EXERCISE TASK: The records below are to be quoted in full; please keep every word exact.
##### INPUT MATERIAL #####
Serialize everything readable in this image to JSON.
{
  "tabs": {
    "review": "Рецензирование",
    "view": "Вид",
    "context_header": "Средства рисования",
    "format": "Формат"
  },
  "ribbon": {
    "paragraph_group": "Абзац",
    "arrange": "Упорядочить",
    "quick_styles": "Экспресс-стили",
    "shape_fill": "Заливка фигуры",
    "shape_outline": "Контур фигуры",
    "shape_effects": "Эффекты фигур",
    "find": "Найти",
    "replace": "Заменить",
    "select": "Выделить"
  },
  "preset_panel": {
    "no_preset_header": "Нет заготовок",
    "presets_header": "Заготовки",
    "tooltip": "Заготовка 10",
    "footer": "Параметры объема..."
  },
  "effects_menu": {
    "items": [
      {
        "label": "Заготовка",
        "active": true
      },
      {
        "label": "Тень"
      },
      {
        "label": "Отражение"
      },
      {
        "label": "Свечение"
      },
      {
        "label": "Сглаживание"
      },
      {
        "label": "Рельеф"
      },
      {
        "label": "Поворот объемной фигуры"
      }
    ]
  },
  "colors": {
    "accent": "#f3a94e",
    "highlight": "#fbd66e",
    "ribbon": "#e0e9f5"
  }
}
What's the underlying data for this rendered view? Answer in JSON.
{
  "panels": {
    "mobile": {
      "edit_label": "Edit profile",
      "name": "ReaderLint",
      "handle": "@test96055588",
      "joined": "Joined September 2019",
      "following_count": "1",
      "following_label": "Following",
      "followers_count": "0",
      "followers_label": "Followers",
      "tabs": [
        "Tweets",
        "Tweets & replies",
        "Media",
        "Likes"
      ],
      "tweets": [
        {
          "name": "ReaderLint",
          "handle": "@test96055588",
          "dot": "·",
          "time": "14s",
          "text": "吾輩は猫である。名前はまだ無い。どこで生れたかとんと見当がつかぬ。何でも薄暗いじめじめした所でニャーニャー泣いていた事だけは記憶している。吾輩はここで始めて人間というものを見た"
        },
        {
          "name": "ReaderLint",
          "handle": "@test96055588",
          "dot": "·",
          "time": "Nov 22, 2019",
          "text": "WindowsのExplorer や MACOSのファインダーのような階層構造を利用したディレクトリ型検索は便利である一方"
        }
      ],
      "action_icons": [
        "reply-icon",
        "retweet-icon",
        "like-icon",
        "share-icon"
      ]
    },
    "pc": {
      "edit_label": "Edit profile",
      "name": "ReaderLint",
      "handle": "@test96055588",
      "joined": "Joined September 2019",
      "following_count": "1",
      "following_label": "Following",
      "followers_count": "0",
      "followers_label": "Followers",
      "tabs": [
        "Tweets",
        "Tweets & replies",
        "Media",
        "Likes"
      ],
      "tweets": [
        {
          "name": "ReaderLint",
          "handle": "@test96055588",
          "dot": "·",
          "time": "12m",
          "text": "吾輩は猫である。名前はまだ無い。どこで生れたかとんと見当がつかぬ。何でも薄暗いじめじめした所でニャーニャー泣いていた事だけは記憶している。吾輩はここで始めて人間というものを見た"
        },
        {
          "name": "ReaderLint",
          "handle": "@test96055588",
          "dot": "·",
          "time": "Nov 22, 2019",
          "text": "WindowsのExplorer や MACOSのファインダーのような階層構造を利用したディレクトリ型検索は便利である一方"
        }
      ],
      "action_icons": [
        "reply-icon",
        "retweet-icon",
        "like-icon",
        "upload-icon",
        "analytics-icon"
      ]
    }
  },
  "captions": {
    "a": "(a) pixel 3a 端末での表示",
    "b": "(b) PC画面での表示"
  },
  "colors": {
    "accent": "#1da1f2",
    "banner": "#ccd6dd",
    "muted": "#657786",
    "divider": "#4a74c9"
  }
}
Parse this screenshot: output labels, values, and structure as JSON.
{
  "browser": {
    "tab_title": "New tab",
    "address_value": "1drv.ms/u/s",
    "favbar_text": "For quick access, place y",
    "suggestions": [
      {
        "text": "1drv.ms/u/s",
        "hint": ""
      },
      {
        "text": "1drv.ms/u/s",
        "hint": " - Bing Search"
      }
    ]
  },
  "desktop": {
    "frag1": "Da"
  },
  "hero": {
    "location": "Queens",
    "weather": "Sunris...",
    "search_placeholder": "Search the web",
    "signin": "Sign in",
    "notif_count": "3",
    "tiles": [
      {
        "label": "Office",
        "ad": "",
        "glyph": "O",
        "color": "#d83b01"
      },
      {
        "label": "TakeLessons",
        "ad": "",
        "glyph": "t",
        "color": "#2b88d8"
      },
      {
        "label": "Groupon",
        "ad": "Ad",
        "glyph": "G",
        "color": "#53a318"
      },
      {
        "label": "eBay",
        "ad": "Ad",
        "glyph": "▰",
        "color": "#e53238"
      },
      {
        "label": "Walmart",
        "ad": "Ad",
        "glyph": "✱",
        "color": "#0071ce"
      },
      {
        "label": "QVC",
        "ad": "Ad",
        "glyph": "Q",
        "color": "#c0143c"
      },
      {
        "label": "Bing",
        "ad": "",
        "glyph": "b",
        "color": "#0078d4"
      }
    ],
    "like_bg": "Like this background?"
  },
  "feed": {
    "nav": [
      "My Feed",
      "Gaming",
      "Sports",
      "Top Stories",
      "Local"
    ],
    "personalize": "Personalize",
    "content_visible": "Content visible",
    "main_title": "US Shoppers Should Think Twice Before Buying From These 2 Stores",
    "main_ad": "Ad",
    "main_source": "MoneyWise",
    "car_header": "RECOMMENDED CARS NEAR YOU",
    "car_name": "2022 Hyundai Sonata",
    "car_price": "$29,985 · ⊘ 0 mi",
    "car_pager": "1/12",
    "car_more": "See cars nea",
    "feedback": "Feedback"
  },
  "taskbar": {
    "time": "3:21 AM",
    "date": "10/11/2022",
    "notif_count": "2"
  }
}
#####
RESPONSE TO THIS TASK:
Serialize everything readable in this image to JSON.
{
  "tabs": {
    "review": "Рецензирование",
    "view": "Вид",
    "context_header": "Средства рисования",
    "format": "Формат"
  },
  "ribbon": {
    "paragraph_group": "Абзац",
    "arrange": "Упорядочить",
    "quick_styles": "Экспресс-стили",
    "shape_fill": "Заливка фигуры",
    "shape_outline": "Контур фигуры",
    "shape_effects": "Эффекты фигур",
    "find": "Найти",
    "replace": "Заменить",
    "select": "Выделить"
  },
  "preset_panel": {
    "no_preset_header": "Нет заготовок",
    "presets_header": "Заготовки",
    "tooltip": "Заготовка 10",
    "footer": "Параметры объема..."
  },
  "effects_menu": {
    "items": [
      {
        "label": "Заготовка",
        "active": true
      },
      {
        "label": "Тень"
      },
      {
        "label": "Отражение"
      },
      {
        "label": "Свечение"
      },
      {
        "label": "Сглаживание"
      },
      {
        "label": "Рельеф"
      },
      {
        "label": "Поворот объемной фигуры"
      }
    ]
  },
  "colors": {
    "accent": "#f3a94e",
    "highlight": "#fbd66e",
    "ribbon": "#e0e9f5"
  }
}
What's the underlying data for this rendered view? Answer in JSON.
{
  "panels": {
    "mobile": {
      "edit_label": "Edit profile",
      "name": "ReaderLint",
      "handle": "@test96055588",
      "joined": "Joined September 2019",
      "following_count": "1",
      "following_label": "Following",
      "followers_count": "0",
      "followers_label": "Followers",
      "tabs": [
        "Tweets",
        "Tweets & replies",
        "Media",
        "Likes"
      ],
      "tweets": [
        {
          "name": "ReaderLint",
          "handle": "@test96055588",
          "dot": "·",
          "time": "14s",
          "text": "吾輩は猫である。名前はまだ無い。どこで生れたかとんと見当がつかぬ。何でも薄暗いじめじめした所でニャーニャー泣いていた事だけは記憶している。吾輩はここで始めて人間というものを見た"
        },
        {
          "name": "ReaderLint",
          "handle": "@test96055588",
          "dot": "·",
          "time": "Nov 22, 2019",
          "text": "WindowsのExplorer や MACOSのファインダーのような階層構造を利用したディレクトリ型検索は便利である一方"
        }
      ],
      "action_icons": [
        "reply-icon",
        "retweet-icon",
        "like-icon",
        "share-icon"
      ]
    },
    "pc": {
      "edit_label": "Edit profile",
      "name": "ReaderLint",
      "handle": "@test96055588",
      "joined": "Joined September 2019",
      "following_count": "1",
      "following_label": "Following",
      "followers_count": "0",
      "followers_label": "Followers",
      "tabs": [
        "Tweets",
        "Tweets & replies",
        "Media",
        "Likes"
      ],
      "tweets": [
        {
          "name": "ReaderLint",
          "handle": "@test96055588",
          "dot": "·",
          "time": "12m",
          "text": "吾輩は猫である。名前はまだ無い。どこで生れたかとんと見当がつかぬ。何でも薄暗いじめじめした所でニャーニャー泣いていた事だけは記憶している。吾輩はここで始めて人間というものを見た"
        },
        {
          "name": "ReaderLint",
          "handle": "@test96055588",
          "dot": "·",
          "time": "Nov 22, 2019",
          "text": "WindowsのExplorer や MACOSのファインダーのような階層構造を利用したディレクトリ型検索は便利である一方"
        }
      ],
      "action_icons": [
        "reply-icon",
        "retweet-icon",
        "like-icon",
        "upload-icon",
        "analytics-icon"
      ]
    }
  },
  "captions": {
    "a": "(a) pixel 3a 端末での表示",
    "b": "(b) PC画面での表示"
  },
  "colors": {
    "accent": "#1da1f2",
    "banner": "#ccd6dd",
    "muted": "#657786",
    "divider": "#4a74c9"
  }
}
Parse this screenshot: output labels, values, and structure as JSON.
{
  "browser": {
    "tab_title": "New tab",
    "address_value": "1drv.ms/u/s",
    "favbar_text": "For quick access, place y",
    "suggestions": [
      {
        "text": "1drv.ms/u/s",
        "hint": ""
      },
      {
        "text": "1drv.ms/u/s",
        "hint": " - Bing Search"
      }
    ]
  },
  "desktop": {
    "frag1": "Da"
  },
  "hero": {
    "location": "Queens",
    "weather": "Sunris...",
    "search_placeholder": "Search the web",
    "signin": "Sign in",
    "notif_count": "3",
    "tiles": [
      {
        "label": "Office",
        "ad": "",
        "glyph": "O",
        "color": "#d83b01"
      },
      {
        "label": "TakeLessons",
        "ad": "",
        "glyph": "t",
        "color": "#2b88d8"
      },
      {
        "label": "Groupon",
        "ad": "Ad",
        "glyph": "G",
        "color": "#53a318"
      },
      {
        "label": "eBay",
        "ad": "Ad",
        "glyph": "▰",
        "color": "#e53238"
      },
      {
        "label": "Walmart",
        "ad": "Ad",
        "glyph": "✱",
        "color": "#0071ce"
      },
      {
        "label": "QVC",
        "ad": "Ad",
        "glyph": "Q",
        "color": "#c0143c"
      },
      {
        "label": "Bing",
        "ad": "",
        "glyph": "b",
        "color": "#0078d4"
      }
    ],
    "like_bg": "Like this background?"
  },
  "feed": {
    "nav": [
      "My Feed",
      "Gaming",
      "Sports",
      "Top Stories",
      "Local"
    ],
    "personalize": "Personalize",
    "content_visible": "Content visible",
    "main_title": "US Shoppers Should Think Twice Before Buying From These 2 Stores",
    "main_ad": "Ad",
    "main_source": "MoneyWise",
    "car_header": "RECOMMENDED CARS NEAR YOU",
    "car_name": "2022 Hyundai Sonata",
    "car_price": "$29,985 · ⊘ 0 mi",
    "car_pager": "1/12",
    "car_more": "See cars nea",
    "feedback": "Feedback"
  },
  "taskbar": {
    "time": "3:21 AM",
    "date": "10/11/2022",
    "notif_count": "2"
  }
}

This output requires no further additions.